| Task to carry out |
Gather all lines with the word "screenshot" in them.

| Source records |
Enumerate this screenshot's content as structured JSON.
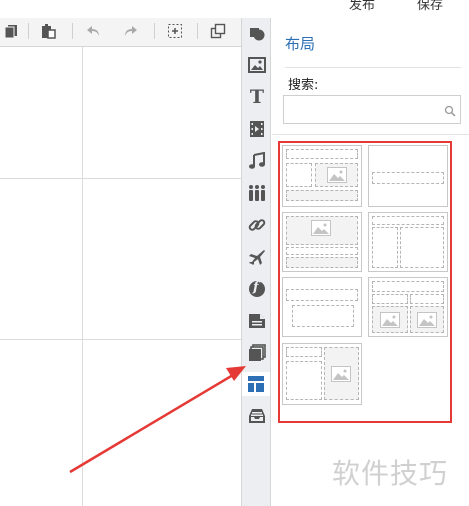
{
  "header": {
    "publish_label": "发布",
    "save_label": "保存"
  },
  "toolbar": {
    "icons": [
      "copy-icon",
      "paste-icon",
      "undo-icon",
      "redo-icon",
      "select-frame-icon",
      "layer-arrange-icon"
    ]
  },
  "rail": {
    "icons": [
      "shape-icon",
      "image-icon",
      "text-icon",
      "video-icon",
      "music-icon",
      "people-icon",
      "link-icon",
      "plane-icon",
      "flash-icon",
      "slides-icon",
      "stack-icon",
      "layout-icon",
      "inbox-icon"
    ],
    "text_glyph": "T",
    "flash_glyph": "f",
    "active": "layout-icon"
  },
  "panel": {
    "title": "布局",
    "search_label": "搜索:",
    "search_value": "",
    "search_placeholder": ""
  },
  "layouts": [
    "layout-1",
    "layout-2",
    "layout-3",
    "layout-4",
    "layout-5",
    "layout-6",
    "layout-7"
  ],
  "watermark": "软件技巧",
  "colors": {
    "accent": "#2c6fb5",
    "highlight": "#e53935",
    "arrow": "#e53935"
  }
}
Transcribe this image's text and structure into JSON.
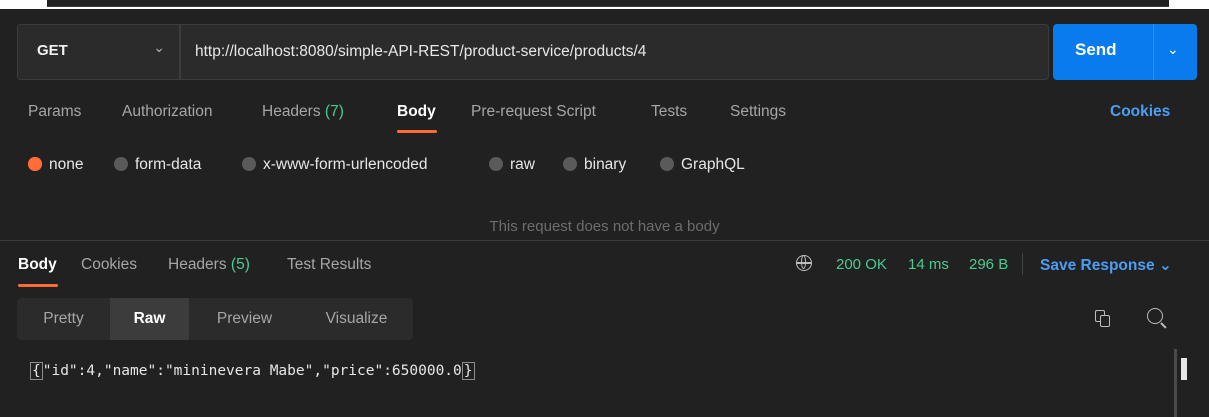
{
  "request": {
    "method": "GET",
    "url": "http://localhost:8080/simple-API-REST/product-service/products/4",
    "send_label": "Send"
  },
  "request_tabs": [
    {
      "label": "Params"
    },
    {
      "label": "Authorization"
    },
    {
      "label": "Headers",
      "count": "(7)"
    },
    {
      "label": "Body"
    },
    {
      "label": "Pre-request Script"
    },
    {
      "label": "Tests"
    },
    {
      "label": "Settings"
    }
  ],
  "cookies_label": "Cookies",
  "body_types": [
    "none",
    "form-data",
    "x-www-form-urlencoded",
    "raw",
    "binary",
    "GraphQL"
  ],
  "body_selected": "none",
  "no_body_message": "This request does not have a body",
  "response": {
    "tabs": [
      {
        "label": "Body"
      },
      {
        "label": "Cookies"
      },
      {
        "label": "Headers",
        "count": "(5)"
      },
      {
        "label": "Test Results"
      }
    ],
    "status": "200 OK",
    "time": "14 ms",
    "size": "296 B",
    "save_label": "Save Response",
    "format_tabs": [
      "Pretty",
      "Raw",
      "Preview",
      "Visualize"
    ],
    "format_selected": "Raw",
    "body_open": "{",
    "body_inner": "\"id\":4,\"name\":\"mininevera Mabe\",\"price\":650000.0",
    "body_close": "}"
  },
  "colors": {
    "accent": "#ff6c37",
    "send": "#097bed",
    "link": "#4a9ff5",
    "success": "#49cc90"
  }
}
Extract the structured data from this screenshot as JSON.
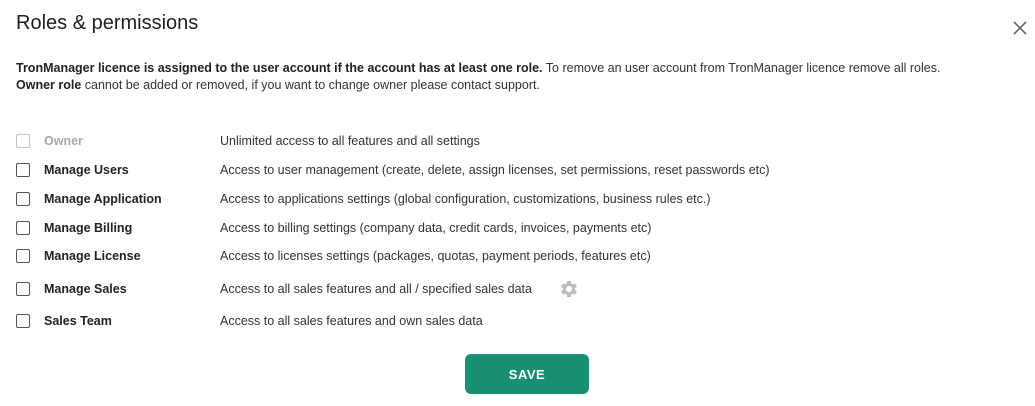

| Written response |
Enumerate this screenshot's content as structured JSON.
Extract the structured data from this screenshot as JSON.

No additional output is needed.